Data entries:
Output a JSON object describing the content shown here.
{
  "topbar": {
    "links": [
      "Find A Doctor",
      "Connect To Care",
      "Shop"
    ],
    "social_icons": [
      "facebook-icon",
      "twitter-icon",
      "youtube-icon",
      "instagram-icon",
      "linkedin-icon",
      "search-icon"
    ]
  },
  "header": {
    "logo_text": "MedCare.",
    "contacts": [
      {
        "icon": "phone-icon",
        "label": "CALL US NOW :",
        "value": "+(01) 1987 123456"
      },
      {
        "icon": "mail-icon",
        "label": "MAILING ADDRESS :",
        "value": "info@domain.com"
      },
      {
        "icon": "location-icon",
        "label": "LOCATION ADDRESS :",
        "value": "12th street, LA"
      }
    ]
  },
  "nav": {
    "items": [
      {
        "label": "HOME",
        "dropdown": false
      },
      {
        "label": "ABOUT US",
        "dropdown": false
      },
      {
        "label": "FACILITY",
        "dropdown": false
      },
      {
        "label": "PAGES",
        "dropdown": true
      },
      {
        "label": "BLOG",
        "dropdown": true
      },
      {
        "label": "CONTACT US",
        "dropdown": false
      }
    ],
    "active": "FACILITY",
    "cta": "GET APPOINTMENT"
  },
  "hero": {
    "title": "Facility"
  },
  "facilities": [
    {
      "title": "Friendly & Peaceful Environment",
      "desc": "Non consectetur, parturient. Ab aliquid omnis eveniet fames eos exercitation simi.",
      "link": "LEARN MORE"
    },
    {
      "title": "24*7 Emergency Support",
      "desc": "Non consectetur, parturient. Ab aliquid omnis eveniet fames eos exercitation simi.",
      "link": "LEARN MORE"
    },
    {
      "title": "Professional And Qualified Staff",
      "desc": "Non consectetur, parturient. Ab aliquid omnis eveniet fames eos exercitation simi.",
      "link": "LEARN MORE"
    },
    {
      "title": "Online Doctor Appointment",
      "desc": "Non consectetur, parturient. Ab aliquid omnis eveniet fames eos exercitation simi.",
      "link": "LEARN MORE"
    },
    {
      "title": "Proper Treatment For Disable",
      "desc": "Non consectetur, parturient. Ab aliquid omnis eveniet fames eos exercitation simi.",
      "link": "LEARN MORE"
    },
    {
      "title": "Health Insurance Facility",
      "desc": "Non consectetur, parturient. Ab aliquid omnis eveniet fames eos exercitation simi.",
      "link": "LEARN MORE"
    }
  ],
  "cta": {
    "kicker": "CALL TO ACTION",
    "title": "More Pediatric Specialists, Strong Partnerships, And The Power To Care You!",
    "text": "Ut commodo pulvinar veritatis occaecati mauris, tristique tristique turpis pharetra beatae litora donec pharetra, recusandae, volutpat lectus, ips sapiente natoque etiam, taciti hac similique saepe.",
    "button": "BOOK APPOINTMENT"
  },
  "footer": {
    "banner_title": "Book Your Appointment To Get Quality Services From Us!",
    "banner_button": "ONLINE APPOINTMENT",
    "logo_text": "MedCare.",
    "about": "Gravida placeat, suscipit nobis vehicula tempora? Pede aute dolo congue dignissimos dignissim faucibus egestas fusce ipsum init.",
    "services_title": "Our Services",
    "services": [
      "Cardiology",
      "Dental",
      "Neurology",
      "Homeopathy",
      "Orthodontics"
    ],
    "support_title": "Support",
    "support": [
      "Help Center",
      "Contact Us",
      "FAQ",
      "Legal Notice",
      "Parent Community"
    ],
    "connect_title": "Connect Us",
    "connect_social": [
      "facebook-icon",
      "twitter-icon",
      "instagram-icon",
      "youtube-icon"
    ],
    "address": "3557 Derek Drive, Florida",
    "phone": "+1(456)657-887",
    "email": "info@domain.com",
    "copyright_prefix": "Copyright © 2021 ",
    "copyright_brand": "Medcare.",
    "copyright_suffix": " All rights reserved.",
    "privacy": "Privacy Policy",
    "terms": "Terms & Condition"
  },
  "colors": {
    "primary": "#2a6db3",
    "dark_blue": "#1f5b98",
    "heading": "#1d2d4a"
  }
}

Problem statement:
Of the lines in the material, how many include "CALL"? Respond with the number alone.

Result for this task:
2